Recorded data
◆ ◆ ◆ ◆ ◆
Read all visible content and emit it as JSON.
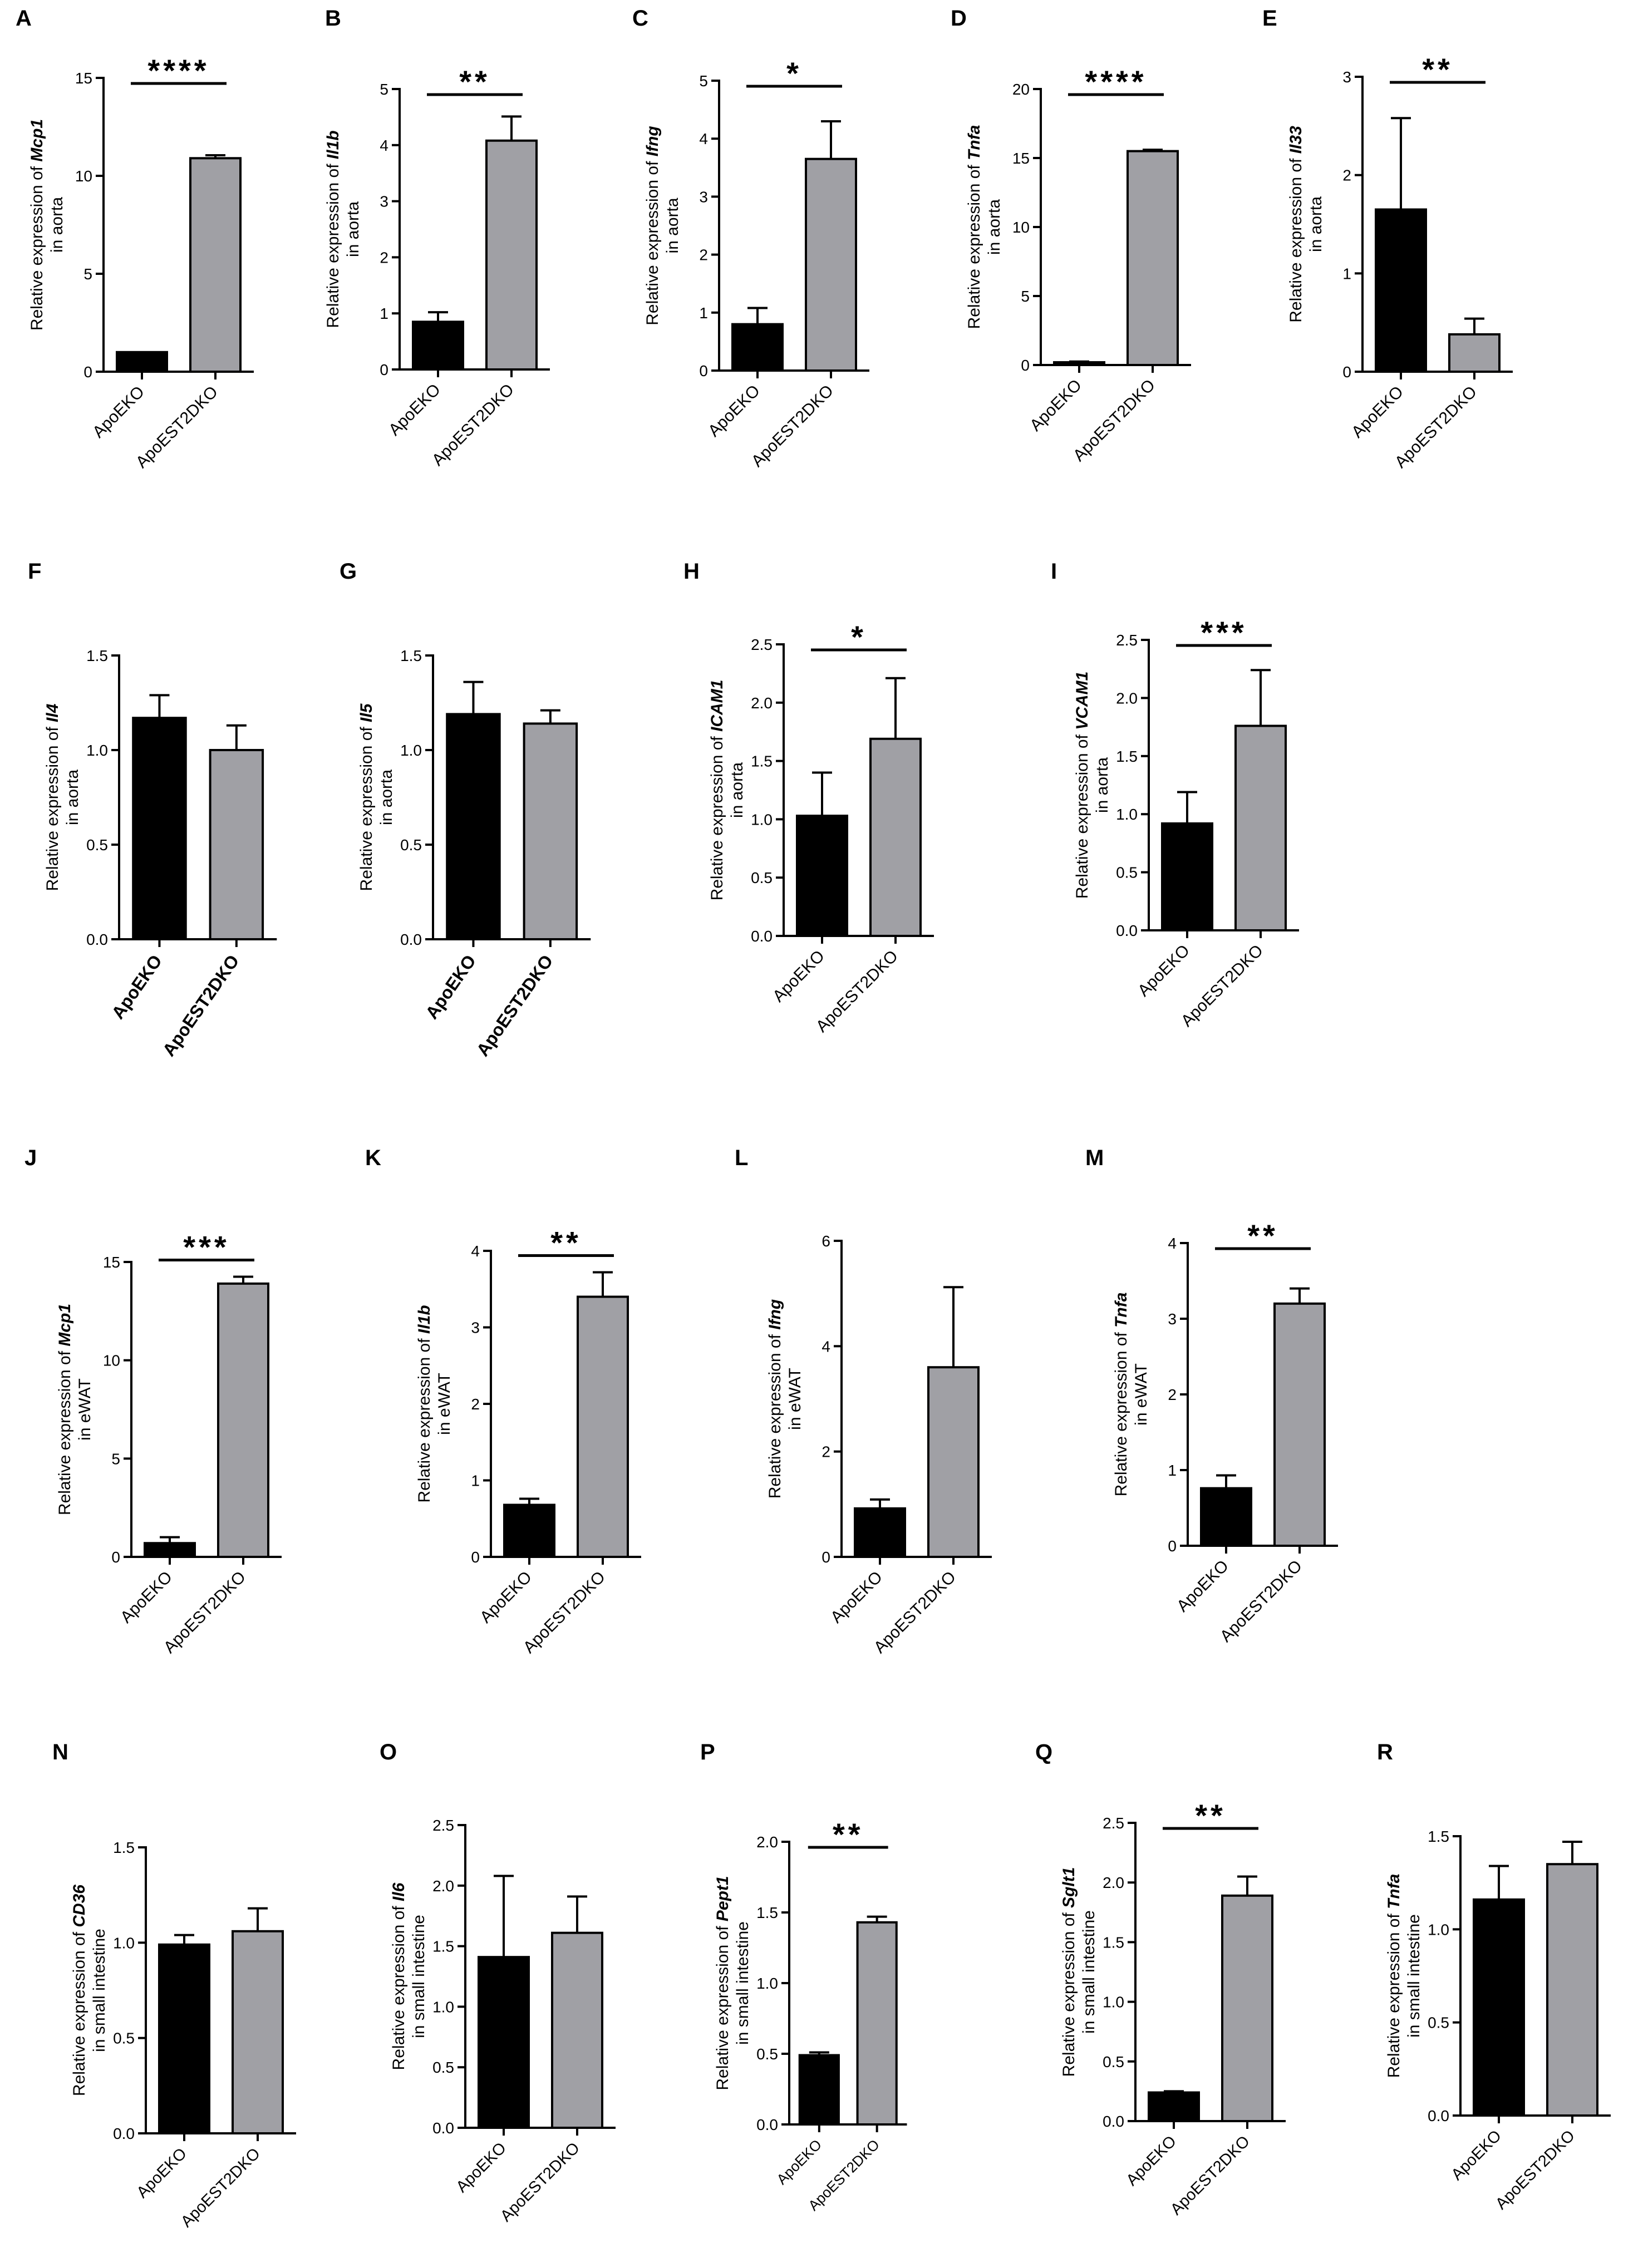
{
  "colors": {
    "group1": "#000000",
    "group2": "#a0a0a5",
    "axis": "#000000"
  },
  "chart_data": [
    {
      "panel": "A",
      "type": "bar",
      "categories": [
        "ApoEKO",
        "ApoEST2DKO"
      ],
      "values": [
        1.0,
        10.9
      ],
      "errors": [
        0.0,
        0.15
      ],
      "ylim": [
        0,
        15
      ],
      "yticks": [
        "0",
        "5",
        "10",
        "15"
      ],
      "ylabel_prefix": "Relative expression of ",
      "gene": "Mcp1",
      "ylabel_line2": "in aorta",
      "significance": "****"
    },
    {
      "panel": "B",
      "type": "bar",
      "categories": [
        "ApoEKO",
        "ApoEST2DKO"
      ],
      "values": [
        0.85,
        4.08
      ],
      "errors": [
        0.17,
        0.43
      ],
      "ylim": [
        0,
        5
      ],
      "yticks": [
        "0",
        "1",
        "2",
        "3",
        "4",
        "5"
      ],
      "ylabel_prefix": "Relative expression of ",
      "gene": "Il1b",
      "ylabel_line2": "in aorta",
      "significance": "**"
    },
    {
      "panel": "C",
      "type": "bar",
      "categories": [
        "ApoEKO",
        "ApoEST2DKO"
      ],
      "values": [
        0.8,
        3.65
      ],
      "errors": [
        0.28,
        0.65
      ],
      "ylim": [
        0,
        5
      ],
      "yticks": [
        "0",
        "1",
        "2",
        "3",
        "4",
        "5"
      ],
      "ylabel_prefix": "Relative expression of ",
      "gene": "Ifng",
      "ylabel_line2": "in aorta",
      "significance": "*"
    },
    {
      "panel": "D",
      "type": "bar",
      "categories": [
        "ApoEKO",
        "ApoEST2DKO"
      ],
      "values": [
        0.2,
        15.5
      ],
      "errors": [
        0.05,
        0.1
      ],
      "ylim": [
        0,
        20
      ],
      "yticks": [
        "0",
        "5",
        "10",
        "15",
        "20"
      ],
      "ylabel_prefix": "Relative expression of ",
      "gene": "Tnfa",
      "ylabel_line2": "in aorta",
      "significance": "****"
    },
    {
      "panel": "E",
      "type": "bar",
      "categories": [
        "ApoEKO",
        "ApoEST2DKO"
      ],
      "values": [
        1.65,
        0.38
      ],
      "errors": [
        0.93,
        0.16
      ],
      "ylim": [
        0,
        3
      ],
      "yticks": [
        "0",
        "1",
        "2",
        "3"
      ],
      "ylabel_prefix": "Relative expression of ",
      "gene": "Il33",
      "ylabel_line2": "in aorta",
      "significance": "**"
    },
    {
      "panel": "F",
      "type": "bar",
      "categories": [
        "ApoEKO",
        "ApoEST2DKO"
      ],
      "values": [
        1.17,
        1.0
      ],
      "errors": [
        0.12,
        0.13
      ],
      "ylim": [
        0,
        1.5
      ],
      "yticks": [
        "0.0",
        "0.5",
        "1.0",
        "1.5"
      ],
      "ylabel_prefix": "Relative expression of ",
      "gene": "Il4",
      "ylabel_line2": "in aorta",
      "significance": ""
    },
    {
      "panel": "G",
      "type": "bar",
      "categories": [
        "ApoEKO",
        "ApoEST2DKO"
      ],
      "values": [
        1.19,
        1.14
      ],
      "errors": [
        0.17,
        0.07
      ],
      "ylim": [
        0,
        1.5
      ],
      "yticks": [
        "0.0",
        "0.5",
        "1.0",
        "1.5"
      ],
      "ylabel_prefix": "Relative expression of ",
      "gene": "Il5",
      "ylabel_line2": "in aorta",
      "significance": ""
    },
    {
      "panel": "H",
      "type": "bar",
      "categories": [
        "ApoEKO",
        "ApoEST2DKO"
      ],
      "values": [
        1.03,
        1.69
      ],
      "errors": [
        0.37,
        0.52
      ],
      "ylim": [
        0,
        2.5
      ],
      "yticks": [
        "0.0",
        "0.5",
        "1.0",
        "1.5",
        "2.0",
        "2.5"
      ],
      "ylabel_prefix": "Relative expression of ",
      "gene": "ICAM1",
      "ylabel_line2": "in aorta",
      "significance": "*"
    },
    {
      "panel": "I",
      "type": "bar",
      "categories": [
        "ApoEKO",
        "ApoEST2DKO"
      ],
      "values": [
        0.92,
        1.76
      ],
      "errors": [
        0.27,
        0.48
      ],
      "ylim": [
        0,
        2.5
      ],
      "yticks": [
        "0.0",
        "0.5",
        "1.0",
        "1.5",
        "2.0",
        "2.5"
      ],
      "ylabel_prefix": "Relative expression of ",
      "gene": "VCAM1",
      "ylabel_line2": "in aorta",
      "significance": "***"
    },
    {
      "panel": "J",
      "type": "bar",
      "categories": [
        "ApoEKO",
        "ApoEST2DKO"
      ],
      "values": [
        0.7,
        13.9
      ],
      "errors": [
        0.3,
        0.35
      ],
      "ylim": [
        0,
        15
      ],
      "yticks": [
        "0",
        "5",
        "10",
        "15"
      ],
      "ylabel_prefix": "Relative expression of ",
      "gene": "Mcp1",
      "ylabel_line2": "in eWAT",
      "significance": "***"
    },
    {
      "panel": "K",
      "type": "bar",
      "categories": [
        "ApoEKO",
        "ApoEST2DKO"
      ],
      "values": [
        0.68,
        3.4
      ],
      "errors": [
        0.08,
        0.32
      ],
      "ylim": [
        0,
        4
      ],
      "yticks": [
        "0",
        "1",
        "2",
        "3",
        "4"
      ],
      "ylabel_prefix": "Relative expression of ",
      "gene": "Il1b",
      "ylabel_line2": "in eWAT",
      "significance": "**"
    },
    {
      "panel": "L",
      "type": "bar",
      "categories": [
        "ApoEKO",
        "ApoEST2DKO"
      ],
      "values": [
        0.92,
        3.6
      ],
      "errors": [
        0.17,
        1.52
      ],
      "ylim": [
        0,
        6
      ],
      "yticks": [
        "0",
        "2",
        "4",
        "6"
      ],
      "ylabel_prefix": "Relative expression of ",
      "gene": "Ifng",
      "ylabel_line2": "in eWAT",
      "significance": ""
    },
    {
      "panel": "M",
      "type": "bar",
      "categories": [
        "ApoEKO",
        "ApoEST2DKO"
      ],
      "values": [
        0.76,
        3.2
      ],
      "errors": [
        0.17,
        0.2
      ],
      "ylim": [
        0,
        4
      ],
      "yticks": [
        "0",
        "1",
        "2",
        "3",
        "4"
      ],
      "ylabel_prefix": "Relative expression of ",
      "gene": "Tnfa",
      "ylabel_line2": "in eWAT",
      "significance": "**"
    },
    {
      "panel": "N",
      "type": "bar",
      "categories": [
        "ApoEKO",
        "ApoEST2DKO"
      ],
      "values": [
        0.99,
        1.06
      ],
      "errors": [
        0.05,
        0.12
      ],
      "ylim": [
        0,
        1.5
      ],
      "yticks": [
        "0.0",
        "0.5",
        "1.0",
        "1.5"
      ],
      "ylabel_prefix": "Relative expression of ",
      "gene": "CD36",
      "ylabel_line2": "in small intestine",
      "significance": ""
    },
    {
      "panel": "O",
      "type": "bar",
      "categories": [
        "ApoEKO",
        "ApoEST2DKO"
      ],
      "values": [
        1.41,
        1.61
      ],
      "errors": [
        0.67,
        0.3
      ],
      "ylim": [
        0,
        2.5
      ],
      "yticks": [
        "0.0",
        "0.5",
        "1.0",
        "1.5",
        "2.0",
        "2.5"
      ],
      "ylabel_prefix": "Relative expression of ",
      "gene": "Il6",
      "ylabel_line2": "in small intestine",
      "significance": ""
    },
    {
      "panel": "P",
      "type": "bar",
      "categories": [
        "ApoEKO",
        "ApoEST2DKO"
      ],
      "values": [
        0.49,
        1.43
      ],
      "errors": [
        0.02,
        0.04
      ],
      "ylim": [
        0,
        2.0
      ],
      "yticks": [
        "0.0",
        "0.5",
        "1.0",
        "1.5",
        "2.0"
      ],
      "ylabel_prefix": "Relative expression of ",
      "gene": "Pept1",
      "ylabel_line2": "in small intestine",
      "significance": "**"
    },
    {
      "panel": "Q",
      "type": "bar",
      "categories": [
        "ApoEKO",
        "ApoEST2DKO"
      ],
      "values": [
        0.24,
        1.89
      ],
      "errors": [
        0.01,
        0.16
      ],
      "ylim": [
        0,
        2.5
      ],
      "yticks": [
        "0.0",
        "0.5",
        "1.0",
        "1.5",
        "2.0",
        "2.5"
      ],
      "ylabel_prefix": "Relative expression of ",
      "gene": "Sglt1",
      "ylabel_line2": "in small intestine",
      "significance": "**"
    },
    {
      "panel": "R",
      "type": "bar",
      "categories": [
        "ApoEKO",
        "ApoEST2DKO"
      ],
      "values": [
        1.16,
        1.35
      ],
      "errors": [
        0.18,
        0.12
      ],
      "ylim": [
        0,
        1.5
      ],
      "yticks": [
        "0.0",
        "0.5",
        "1.0",
        "1.5"
      ],
      "ylabel_prefix": "Relative expression of ",
      "gene": "Tnfa",
      "ylabel_line2": "in small intestine",
      "significance": ""
    }
  ]
}
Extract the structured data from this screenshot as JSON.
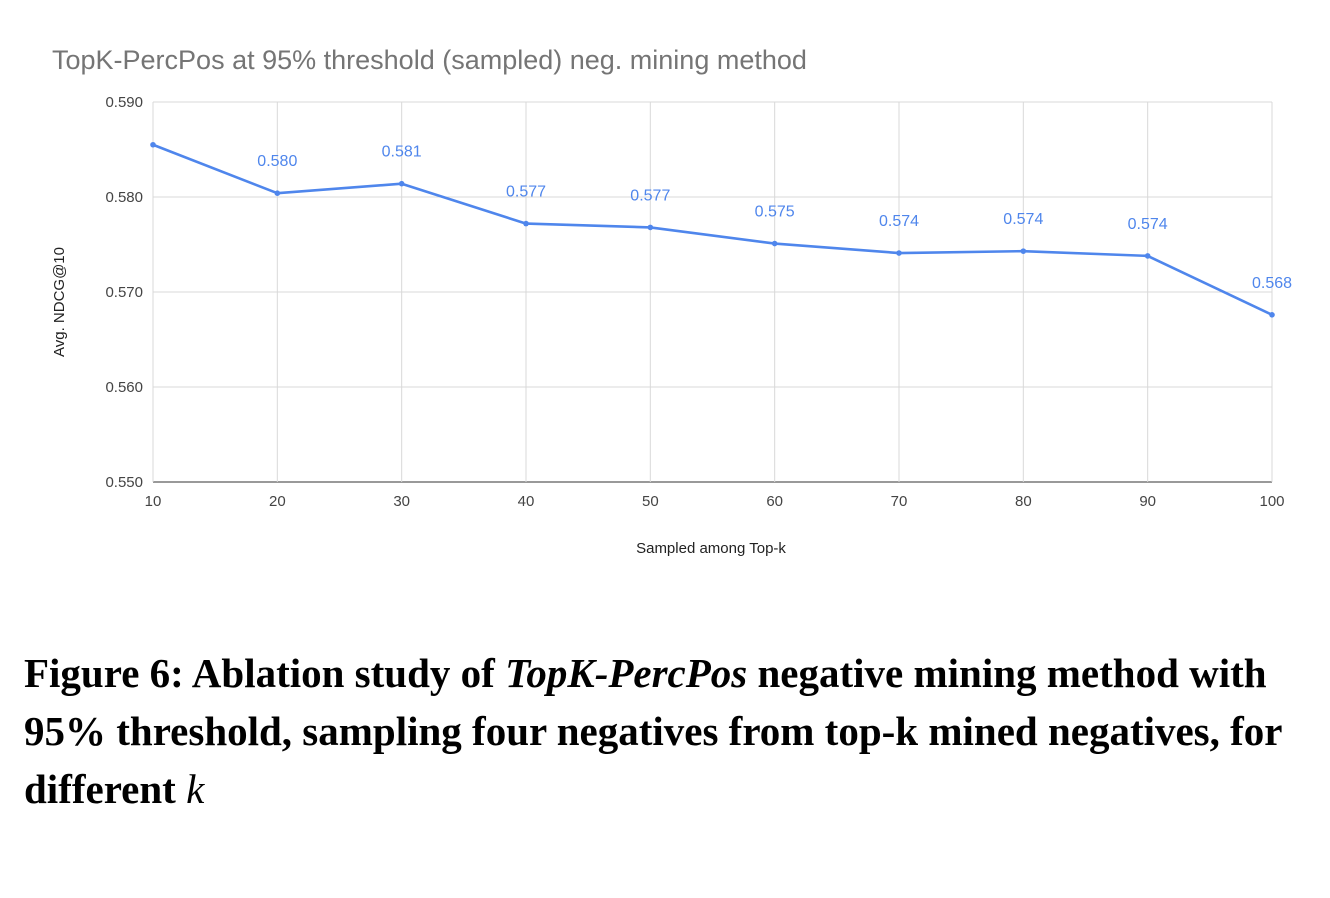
{
  "chart_data": {
    "type": "line",
    "title": "TopK-PercPos at 95% threshold (sampled)  neg. mining method",
    "xlabel": "Sampled among Top-k",
    "ylabel": "Avg. NDCG@10",
    "ylim": [
      0.55,
      0.59
    ],
    "yticks": [
      "0.590",
      "0.580",
      "0.570",
      "0.560",
      "0.550"
    ],
    "ytick_values": [
      0.59,
      0.58,
      0.57,
      0.56,
      0.55
    ],
    "categories": [
      "10",
      "20",
      "30",
      "40",
      "50",
      "60",
      "70",
      "80",
      "90",
      "100"
    ],
    "series": [
      {
        "name": "Avg. NDCG@10",
        "color": "#4f86ec",
        "values": [
          0.5855,
          0.5804,
          0.5814,
          0.5772,
          0.5768,
          0.5751,
          0.5741,
          0.5743,
          0.5738,
          0.5676
        ],
        "labels": [
          "",
          "0.580",
          "0.581",
          "0.577",
          "0.577",
          "0.575",
          "0.574",
          "0.574",
          "0.574",
          "0.568"
        ]
      }
    ],
    "grid": true,
    "legend": "none"
  },
  "caption": {
    "prefix": "Figure 6: Ablation study of ",
    "method": "TopK-PercPos",
    "middle": " negative mining method with 95% threshold, sampling four negatives from top-k mined negatives, for different ",
    "variable": "k"
  },
  "colors": {
    "line": "#4f86ec",
    "grid": "#d9d9d9"
  }
}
◆ ◆ ◆ ◆ ◆
- [AIM OF THE TASK] Please list every line of the records that contains "TopK".

- [EXERCISE RESULT]
    "title": "TopK-PercPos at 95% threshold (sampled)  neg. mining method",
    "method": "TopK-PercPos",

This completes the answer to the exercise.